▸ **Objective**
Locate "OCR this image." in the listing below, then output the line holding it and every line after it, exactly and with nothing else.

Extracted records
===

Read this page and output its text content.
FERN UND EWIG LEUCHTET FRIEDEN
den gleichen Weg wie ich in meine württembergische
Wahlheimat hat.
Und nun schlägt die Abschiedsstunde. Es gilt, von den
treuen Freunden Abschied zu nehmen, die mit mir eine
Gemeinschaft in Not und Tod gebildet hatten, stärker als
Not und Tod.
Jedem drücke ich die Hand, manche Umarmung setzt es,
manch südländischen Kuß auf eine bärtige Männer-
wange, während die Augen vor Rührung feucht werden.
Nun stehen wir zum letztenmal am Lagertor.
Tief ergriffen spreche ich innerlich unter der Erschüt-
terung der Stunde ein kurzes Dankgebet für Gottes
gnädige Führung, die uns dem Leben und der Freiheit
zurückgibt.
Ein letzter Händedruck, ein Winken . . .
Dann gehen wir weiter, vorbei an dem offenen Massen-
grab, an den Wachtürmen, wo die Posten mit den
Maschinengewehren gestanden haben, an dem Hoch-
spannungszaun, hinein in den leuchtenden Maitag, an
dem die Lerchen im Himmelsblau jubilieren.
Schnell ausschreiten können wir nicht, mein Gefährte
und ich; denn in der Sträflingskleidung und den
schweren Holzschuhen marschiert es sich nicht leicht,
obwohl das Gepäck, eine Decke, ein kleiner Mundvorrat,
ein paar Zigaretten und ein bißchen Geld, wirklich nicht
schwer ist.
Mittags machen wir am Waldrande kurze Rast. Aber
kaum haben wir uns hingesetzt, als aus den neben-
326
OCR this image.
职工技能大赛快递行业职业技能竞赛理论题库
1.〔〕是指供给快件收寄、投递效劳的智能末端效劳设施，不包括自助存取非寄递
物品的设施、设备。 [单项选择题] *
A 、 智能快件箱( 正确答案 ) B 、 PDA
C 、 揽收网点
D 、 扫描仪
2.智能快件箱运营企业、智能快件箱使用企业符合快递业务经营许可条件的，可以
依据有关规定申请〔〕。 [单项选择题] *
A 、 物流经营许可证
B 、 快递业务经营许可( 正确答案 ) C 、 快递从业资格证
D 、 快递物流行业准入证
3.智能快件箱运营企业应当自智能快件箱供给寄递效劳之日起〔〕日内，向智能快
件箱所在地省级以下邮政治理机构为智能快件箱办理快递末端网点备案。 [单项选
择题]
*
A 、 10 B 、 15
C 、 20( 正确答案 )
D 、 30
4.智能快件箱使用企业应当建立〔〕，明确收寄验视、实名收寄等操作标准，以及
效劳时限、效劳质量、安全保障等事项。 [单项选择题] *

===

▸ **Answer below**
OCR this image.
职工技能大赛快递行业职业技能竞赛理论题库
1.〔〕是指供给快件收寄、投递效劳的智能末端效劳设施，不包括自助存取非寄递
物品的设施、设备。 [单项选择题] *
A 、 智能快件箱( 正确答案 ) B 、 PDA
C 、 揽收网点
D 、 扫描仪
2.智能快件箱运营企业、智能快件箱使用企业符合快递业务经营许可条件的，可以
依据有关规定申请〔〕。 [单项选择题] *
A 、 物流经营许可证
B 、 快递业务经营许可( 正确答案 ) C 、 快递从业资格证
D 、 快递物流行业准入证
3.智能快件箱运营企业应当自智能快件箱供给寄递效劳之日起〔〕日内，向智能快
件箱所在地省级以下邮政治理机构为智能快件箱办理快递末端网点备案。 [单项选
择题]
*
A 、 10 B 、 15
C 、 20( 正确答案 )
D 、 30
4.智能快件箱使用企业应当建立〔〕，明确收寄验视、实名收寄等操作标准，以及
效劳时限、效劳质量、安全保障等事项。 [单项选择题] *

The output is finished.